Items listed in a dataset

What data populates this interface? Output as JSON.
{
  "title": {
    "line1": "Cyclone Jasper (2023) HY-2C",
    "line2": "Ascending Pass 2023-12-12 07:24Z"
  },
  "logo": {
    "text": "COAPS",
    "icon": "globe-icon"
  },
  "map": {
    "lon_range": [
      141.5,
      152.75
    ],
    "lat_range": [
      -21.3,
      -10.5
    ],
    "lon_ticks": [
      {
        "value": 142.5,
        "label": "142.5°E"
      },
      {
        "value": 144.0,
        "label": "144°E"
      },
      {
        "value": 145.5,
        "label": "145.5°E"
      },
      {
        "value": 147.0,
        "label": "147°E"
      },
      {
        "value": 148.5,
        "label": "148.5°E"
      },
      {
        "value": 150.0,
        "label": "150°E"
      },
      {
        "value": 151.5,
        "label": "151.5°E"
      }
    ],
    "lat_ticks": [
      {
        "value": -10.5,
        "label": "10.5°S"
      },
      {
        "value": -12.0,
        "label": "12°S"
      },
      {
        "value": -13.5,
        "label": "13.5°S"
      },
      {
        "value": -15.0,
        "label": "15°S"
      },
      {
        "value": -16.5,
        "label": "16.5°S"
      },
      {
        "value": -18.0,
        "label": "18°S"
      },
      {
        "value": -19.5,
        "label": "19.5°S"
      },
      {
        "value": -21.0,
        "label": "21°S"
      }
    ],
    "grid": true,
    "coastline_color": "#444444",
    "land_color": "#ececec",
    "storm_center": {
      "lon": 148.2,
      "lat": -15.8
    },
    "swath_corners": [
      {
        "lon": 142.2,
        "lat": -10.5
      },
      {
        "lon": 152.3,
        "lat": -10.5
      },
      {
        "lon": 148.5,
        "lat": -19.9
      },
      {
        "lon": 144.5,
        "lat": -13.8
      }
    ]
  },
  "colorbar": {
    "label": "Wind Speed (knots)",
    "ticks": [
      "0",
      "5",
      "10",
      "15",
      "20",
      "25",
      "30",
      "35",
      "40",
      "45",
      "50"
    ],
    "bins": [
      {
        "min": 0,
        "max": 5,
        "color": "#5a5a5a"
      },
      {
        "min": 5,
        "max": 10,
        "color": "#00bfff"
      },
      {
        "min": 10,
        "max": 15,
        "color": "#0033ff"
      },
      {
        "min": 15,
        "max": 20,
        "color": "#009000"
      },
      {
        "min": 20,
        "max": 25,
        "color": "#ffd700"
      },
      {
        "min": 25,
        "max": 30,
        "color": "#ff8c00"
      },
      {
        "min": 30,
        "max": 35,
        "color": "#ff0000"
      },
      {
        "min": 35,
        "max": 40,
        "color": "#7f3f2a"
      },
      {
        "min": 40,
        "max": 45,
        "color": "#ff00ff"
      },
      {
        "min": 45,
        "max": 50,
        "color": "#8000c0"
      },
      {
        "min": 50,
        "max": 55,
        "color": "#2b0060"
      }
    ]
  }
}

- _SET PROBLEM_: All entries shown above should be printed again exactly.

- _REPLY_:
What data populates this interface? Output as JSON.
{
  "title": {
    "line1": "Cyclone Jasper (2023) HY-2C",
    "line2": "Ascending Pass 2023-12-12 07:24Z"
  },
  "logo": {
    "text": "COAPS",
    "icon": "globe-icon"
  },
  "map": {
    "lon_range": [
      141.5,
      152.75
    ],
    "lat_range": [
      -21.3,
      -10.5
    ],
    "lon_ticks": [
      {
        "value": 142.5,
        "label": "142.5°E"
      },
      {
        "value": 144.0,
        "label": "144°E"
      },
      {
        "value": 145.5,
        "label": "145.5°E"
      },
      {
        "value": 147.0,
        "label": "147°E"
      },
      {
        "value": 148.5,
        "label": "148.5°E"
      },
      {
        "value": 150.0,
        "label": "150°E"
      },
      {
        "value": 151.5,
        "label": "151.5°E"
      }
    ],
    "lat_ticks": [
      {
        "value": -10.5,
        "label": "10.5°S"
      },
      {
        "value": -12.0,
        "label": "12°S"
      },
      {
        "value": -13.5,
        "label": "13.5°S"
      },
      {
        "value": -15.0,
        "label": "15°S"
      },
      {
        "value": -16.5,
        "label": "16.5°S"
      },
      {
        "value": -18.0,
        "label": "18°S"
      },
      {
        "value": -19.5,
        "label": "19.5°S"
      },
      {
        "value": -21.0,
        "label": "21°S"
      }
    ],
    "grid": true,
    "coastline_color": "#444444",
    "land_color": "#ececec",
    "storm_center": {
      "lon": 148.2,
      "lat": -15.8
    },
    "swath_corners": [
      {
        "lon": 142.2,
        "lat": -10.5
      },
      {
        "lon": 152.3,
        "lat": -10.5
      },
      {
        "lon": 148.5,
        "lat": -19.9
      },
      {
        "lon": 144.5,
        "lat": -13.8
      }
    ]
  },
  "colorbar": {
    "label": "Wind Speed (knots)",
    "ticks": [
      "0",
      "5",
      "10",
      "15",
      "20",
      "25",
      "30",
      "35",
      "40",
      "45",
      "50"
    ],
    "bins": [
      {
        "min": 0,
        "max": 5,
        "color": "#5a5a5a"
      },
      {
        "min": 5,
        "max": 10,
        "color": "#00bfff"
      },
      {
        "min": 10,
        "max": 15,
        "color": "#0033ff"
      },
      {
        "min": 15,
        "max": 20,
        "color": "#009000"
      },
      {
        "min": 20,
        "max": 25,
        "color": "#ffd700"
      },
      {
        "min": 25,
        "max": 30,
        "color": "#ff8c00"
      },
      {
        "min": 30,
        "max": 35,
        "color": "#ff0000"
      },
      {
        "min": 35,
        "max": 40,
        "color": "#7f3f2a"
      },
      {
        "min": 40,
        "max": 45,
        "color": "#ff00ff"
      },
      {
        "min": 45,
        "max": 50,
        "color": "#8000c0"
      },
      {
        "min": 50,
        "max": 55,
        "color": "#2b0060"
      }
    ]
  }
}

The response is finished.